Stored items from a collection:
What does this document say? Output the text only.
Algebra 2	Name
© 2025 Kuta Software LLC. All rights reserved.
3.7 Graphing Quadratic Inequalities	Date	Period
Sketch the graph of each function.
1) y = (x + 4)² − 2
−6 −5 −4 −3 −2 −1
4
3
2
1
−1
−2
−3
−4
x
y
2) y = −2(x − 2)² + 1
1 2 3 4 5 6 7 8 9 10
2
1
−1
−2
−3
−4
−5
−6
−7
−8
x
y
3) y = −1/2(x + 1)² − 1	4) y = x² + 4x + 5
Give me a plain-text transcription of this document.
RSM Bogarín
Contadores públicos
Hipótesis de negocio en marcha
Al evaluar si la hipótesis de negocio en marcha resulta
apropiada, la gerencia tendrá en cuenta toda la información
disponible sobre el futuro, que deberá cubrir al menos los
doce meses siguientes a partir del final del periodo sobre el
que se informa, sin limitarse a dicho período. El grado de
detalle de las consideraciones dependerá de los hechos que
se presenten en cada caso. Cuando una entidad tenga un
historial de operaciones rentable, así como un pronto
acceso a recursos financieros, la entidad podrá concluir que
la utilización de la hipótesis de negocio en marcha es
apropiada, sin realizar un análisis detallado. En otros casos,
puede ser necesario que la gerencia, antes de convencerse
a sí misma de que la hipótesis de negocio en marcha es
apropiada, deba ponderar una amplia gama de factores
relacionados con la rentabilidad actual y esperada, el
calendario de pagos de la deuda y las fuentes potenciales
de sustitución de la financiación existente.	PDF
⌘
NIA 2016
---
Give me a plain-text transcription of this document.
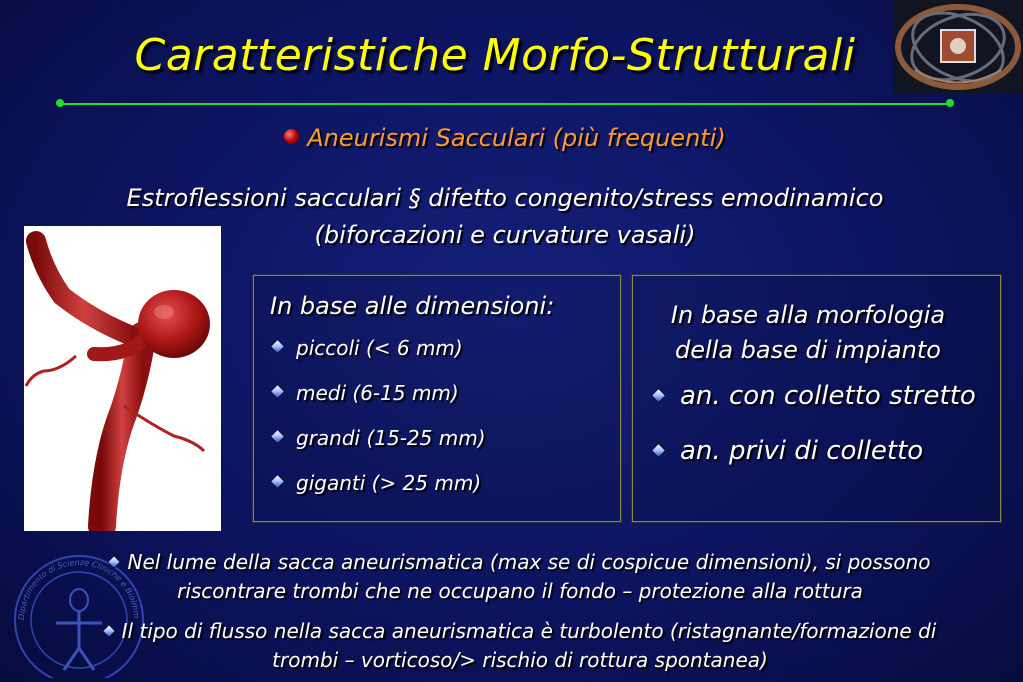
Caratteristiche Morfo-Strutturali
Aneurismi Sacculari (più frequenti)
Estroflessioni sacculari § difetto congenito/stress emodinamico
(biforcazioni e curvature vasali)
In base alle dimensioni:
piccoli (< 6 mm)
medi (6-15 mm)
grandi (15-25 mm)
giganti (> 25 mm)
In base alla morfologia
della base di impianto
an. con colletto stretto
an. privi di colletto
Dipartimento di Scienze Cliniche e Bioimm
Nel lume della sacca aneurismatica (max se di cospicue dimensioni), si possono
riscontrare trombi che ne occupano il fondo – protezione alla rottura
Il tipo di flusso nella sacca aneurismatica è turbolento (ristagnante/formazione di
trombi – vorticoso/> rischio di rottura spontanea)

Directions -> Filter out every line that lacks the word "apropiada", and copy the rest.

Finished task ->
apropiada, la gerencia tendrá en cuenta toda la información
apropiada, sin realizar un análisis detallado. En otros casos,
apropiada, deba ponderar una amplia gama de factores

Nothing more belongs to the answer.